### What is needed:
Gather the lines below that include the string "утвір", copying each in full.

>> BEGIN Stored rows

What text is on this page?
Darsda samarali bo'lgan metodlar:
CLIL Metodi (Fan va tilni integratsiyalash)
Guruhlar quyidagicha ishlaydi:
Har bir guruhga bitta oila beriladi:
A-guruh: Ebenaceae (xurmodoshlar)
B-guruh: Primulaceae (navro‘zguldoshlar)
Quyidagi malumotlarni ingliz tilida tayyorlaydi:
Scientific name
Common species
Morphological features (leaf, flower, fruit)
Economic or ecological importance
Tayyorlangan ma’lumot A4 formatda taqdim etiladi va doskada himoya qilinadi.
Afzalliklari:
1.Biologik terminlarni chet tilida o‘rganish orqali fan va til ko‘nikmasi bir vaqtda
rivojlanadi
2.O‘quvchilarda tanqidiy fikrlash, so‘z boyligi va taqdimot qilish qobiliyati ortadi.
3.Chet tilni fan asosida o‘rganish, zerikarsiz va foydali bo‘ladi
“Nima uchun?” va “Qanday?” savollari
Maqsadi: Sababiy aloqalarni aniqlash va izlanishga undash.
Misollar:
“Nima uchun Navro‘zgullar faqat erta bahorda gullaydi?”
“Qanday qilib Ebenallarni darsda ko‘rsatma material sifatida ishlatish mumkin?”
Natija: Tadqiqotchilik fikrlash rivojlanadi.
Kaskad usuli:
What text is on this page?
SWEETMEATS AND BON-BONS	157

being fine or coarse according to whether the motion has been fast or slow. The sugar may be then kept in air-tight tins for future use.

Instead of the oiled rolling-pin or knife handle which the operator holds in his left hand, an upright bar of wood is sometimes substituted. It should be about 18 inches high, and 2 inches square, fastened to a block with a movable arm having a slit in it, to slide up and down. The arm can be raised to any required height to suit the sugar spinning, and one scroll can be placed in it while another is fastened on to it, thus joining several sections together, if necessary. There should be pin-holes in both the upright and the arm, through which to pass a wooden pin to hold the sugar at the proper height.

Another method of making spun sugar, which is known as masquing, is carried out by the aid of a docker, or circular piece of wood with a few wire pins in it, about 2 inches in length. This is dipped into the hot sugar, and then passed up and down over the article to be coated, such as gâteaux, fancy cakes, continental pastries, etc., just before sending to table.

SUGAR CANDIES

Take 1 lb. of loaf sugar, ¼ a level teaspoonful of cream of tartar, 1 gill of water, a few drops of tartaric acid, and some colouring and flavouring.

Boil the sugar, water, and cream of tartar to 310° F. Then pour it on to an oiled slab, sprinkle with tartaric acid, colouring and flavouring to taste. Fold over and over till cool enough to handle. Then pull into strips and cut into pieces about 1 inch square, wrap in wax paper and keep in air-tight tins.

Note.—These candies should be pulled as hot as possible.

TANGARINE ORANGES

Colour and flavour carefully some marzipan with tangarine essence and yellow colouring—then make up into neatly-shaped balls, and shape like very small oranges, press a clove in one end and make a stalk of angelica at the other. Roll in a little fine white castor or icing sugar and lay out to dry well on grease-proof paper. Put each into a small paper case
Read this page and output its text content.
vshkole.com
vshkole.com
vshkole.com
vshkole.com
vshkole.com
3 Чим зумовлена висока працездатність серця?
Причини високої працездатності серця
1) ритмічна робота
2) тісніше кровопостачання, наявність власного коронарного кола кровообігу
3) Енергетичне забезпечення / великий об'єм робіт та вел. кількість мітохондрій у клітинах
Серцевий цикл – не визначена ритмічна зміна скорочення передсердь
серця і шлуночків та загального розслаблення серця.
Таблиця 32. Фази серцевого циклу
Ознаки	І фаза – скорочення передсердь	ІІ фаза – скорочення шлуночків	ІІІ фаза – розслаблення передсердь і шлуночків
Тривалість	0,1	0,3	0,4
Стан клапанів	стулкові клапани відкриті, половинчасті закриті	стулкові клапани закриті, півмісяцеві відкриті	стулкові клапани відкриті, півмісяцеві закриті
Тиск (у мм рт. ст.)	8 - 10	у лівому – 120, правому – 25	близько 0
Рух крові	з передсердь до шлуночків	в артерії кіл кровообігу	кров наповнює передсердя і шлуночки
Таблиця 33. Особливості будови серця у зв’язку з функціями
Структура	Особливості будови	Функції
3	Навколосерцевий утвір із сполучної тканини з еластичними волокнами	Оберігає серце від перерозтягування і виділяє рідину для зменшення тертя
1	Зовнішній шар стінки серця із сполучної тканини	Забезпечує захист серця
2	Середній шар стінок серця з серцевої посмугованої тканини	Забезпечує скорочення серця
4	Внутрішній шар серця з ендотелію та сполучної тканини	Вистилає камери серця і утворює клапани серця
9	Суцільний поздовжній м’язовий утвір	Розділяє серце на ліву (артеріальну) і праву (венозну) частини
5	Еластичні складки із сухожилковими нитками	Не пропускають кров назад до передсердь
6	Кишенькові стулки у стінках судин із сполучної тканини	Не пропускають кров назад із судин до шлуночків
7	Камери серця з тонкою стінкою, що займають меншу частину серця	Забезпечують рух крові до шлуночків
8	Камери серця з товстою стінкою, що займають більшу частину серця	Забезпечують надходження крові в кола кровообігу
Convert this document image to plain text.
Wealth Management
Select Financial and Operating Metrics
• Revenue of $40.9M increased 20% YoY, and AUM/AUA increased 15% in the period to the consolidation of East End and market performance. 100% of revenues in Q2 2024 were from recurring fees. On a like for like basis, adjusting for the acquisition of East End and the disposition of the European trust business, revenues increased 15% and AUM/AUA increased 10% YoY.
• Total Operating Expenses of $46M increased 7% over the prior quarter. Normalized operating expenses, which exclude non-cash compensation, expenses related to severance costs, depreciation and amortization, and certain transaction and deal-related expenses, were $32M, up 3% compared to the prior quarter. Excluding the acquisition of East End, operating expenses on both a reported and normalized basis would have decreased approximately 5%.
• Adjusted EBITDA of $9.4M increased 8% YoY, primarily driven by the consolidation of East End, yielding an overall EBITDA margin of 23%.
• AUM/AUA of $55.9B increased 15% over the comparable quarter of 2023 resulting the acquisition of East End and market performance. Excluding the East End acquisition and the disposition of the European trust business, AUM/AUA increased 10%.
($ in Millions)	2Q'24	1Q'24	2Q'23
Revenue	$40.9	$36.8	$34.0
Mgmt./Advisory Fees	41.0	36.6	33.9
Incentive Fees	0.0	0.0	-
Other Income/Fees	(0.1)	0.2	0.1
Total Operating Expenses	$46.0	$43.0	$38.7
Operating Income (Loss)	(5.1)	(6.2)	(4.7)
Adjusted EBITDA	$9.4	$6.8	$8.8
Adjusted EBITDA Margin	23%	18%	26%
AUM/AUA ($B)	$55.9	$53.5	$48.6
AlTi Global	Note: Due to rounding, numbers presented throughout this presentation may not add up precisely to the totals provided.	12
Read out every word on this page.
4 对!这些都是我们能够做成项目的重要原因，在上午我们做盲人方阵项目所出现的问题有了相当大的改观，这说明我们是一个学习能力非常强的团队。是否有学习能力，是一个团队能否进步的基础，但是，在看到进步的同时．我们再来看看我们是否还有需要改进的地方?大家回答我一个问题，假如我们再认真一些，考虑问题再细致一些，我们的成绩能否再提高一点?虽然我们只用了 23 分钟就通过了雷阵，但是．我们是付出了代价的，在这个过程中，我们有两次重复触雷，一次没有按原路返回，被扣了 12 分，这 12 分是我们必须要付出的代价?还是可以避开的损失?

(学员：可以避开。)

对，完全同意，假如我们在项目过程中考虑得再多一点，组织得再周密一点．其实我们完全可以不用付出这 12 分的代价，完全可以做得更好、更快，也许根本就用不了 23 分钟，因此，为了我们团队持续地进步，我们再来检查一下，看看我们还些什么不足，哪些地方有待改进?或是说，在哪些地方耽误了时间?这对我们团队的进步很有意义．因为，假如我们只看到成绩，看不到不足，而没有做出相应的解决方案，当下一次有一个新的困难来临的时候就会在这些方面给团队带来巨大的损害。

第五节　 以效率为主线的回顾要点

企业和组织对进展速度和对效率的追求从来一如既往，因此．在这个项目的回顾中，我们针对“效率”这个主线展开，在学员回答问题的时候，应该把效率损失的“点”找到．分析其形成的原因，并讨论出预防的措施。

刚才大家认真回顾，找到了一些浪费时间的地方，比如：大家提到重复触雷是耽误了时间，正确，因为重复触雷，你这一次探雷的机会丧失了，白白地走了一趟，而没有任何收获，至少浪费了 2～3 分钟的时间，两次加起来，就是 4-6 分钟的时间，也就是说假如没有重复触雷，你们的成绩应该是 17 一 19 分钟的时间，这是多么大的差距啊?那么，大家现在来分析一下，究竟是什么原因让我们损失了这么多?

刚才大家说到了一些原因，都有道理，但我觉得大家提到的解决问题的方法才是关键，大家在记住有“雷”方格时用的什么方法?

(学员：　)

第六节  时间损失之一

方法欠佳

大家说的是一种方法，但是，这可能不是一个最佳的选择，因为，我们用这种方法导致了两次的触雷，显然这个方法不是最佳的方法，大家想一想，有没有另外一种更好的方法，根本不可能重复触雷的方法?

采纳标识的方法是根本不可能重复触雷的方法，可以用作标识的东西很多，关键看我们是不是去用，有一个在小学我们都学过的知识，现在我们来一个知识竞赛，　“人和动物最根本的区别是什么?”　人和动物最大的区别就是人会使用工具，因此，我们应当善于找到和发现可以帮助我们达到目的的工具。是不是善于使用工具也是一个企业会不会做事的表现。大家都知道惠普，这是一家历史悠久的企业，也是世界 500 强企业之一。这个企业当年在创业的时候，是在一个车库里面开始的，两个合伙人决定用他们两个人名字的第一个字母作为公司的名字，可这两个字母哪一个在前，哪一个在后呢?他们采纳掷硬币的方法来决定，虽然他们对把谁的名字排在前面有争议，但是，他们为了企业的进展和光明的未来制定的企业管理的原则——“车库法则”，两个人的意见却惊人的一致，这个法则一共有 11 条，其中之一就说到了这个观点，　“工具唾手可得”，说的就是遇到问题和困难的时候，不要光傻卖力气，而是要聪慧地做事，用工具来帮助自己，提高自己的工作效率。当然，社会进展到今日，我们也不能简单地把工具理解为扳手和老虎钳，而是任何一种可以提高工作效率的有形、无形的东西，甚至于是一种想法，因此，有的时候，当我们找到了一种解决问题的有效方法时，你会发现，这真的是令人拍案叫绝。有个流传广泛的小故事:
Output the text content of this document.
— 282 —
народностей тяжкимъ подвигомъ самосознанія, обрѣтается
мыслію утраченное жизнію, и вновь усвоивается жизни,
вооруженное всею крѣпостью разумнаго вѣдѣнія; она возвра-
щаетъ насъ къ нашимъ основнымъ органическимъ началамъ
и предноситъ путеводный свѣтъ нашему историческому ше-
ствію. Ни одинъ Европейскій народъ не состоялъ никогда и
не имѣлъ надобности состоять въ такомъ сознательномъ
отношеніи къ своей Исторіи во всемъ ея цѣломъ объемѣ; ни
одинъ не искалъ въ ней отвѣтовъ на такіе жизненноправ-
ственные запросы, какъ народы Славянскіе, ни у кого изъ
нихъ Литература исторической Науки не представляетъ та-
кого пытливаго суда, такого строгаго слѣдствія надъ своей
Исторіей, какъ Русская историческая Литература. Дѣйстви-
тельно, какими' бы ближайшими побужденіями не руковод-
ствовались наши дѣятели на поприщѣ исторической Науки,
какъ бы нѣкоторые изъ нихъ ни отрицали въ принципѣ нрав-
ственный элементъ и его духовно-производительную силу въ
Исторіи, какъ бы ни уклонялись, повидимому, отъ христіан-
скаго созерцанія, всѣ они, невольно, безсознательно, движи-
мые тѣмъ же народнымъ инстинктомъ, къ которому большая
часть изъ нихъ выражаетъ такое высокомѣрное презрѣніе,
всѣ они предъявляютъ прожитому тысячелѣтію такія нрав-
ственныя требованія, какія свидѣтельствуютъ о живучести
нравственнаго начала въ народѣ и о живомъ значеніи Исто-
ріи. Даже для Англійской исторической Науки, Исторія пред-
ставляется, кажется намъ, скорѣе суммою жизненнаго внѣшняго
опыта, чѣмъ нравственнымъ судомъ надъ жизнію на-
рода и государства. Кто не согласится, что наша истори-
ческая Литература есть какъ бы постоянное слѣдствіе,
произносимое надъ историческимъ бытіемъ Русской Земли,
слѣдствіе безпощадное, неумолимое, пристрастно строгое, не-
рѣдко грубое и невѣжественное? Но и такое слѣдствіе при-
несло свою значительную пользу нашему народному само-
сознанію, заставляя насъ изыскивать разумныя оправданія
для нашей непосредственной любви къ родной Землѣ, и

>> END Stored rows

### The result:
3	Навколосерцевий утвір із сполучної тканини з еластичними волокнами	Оберігає серце від перерозтягування і виділяє рідину для зменшення тертя
9	Суцільний поздовжній м’язовий утвір	Розділяє серце на ліву (артеріальну) і праву (венозну) частини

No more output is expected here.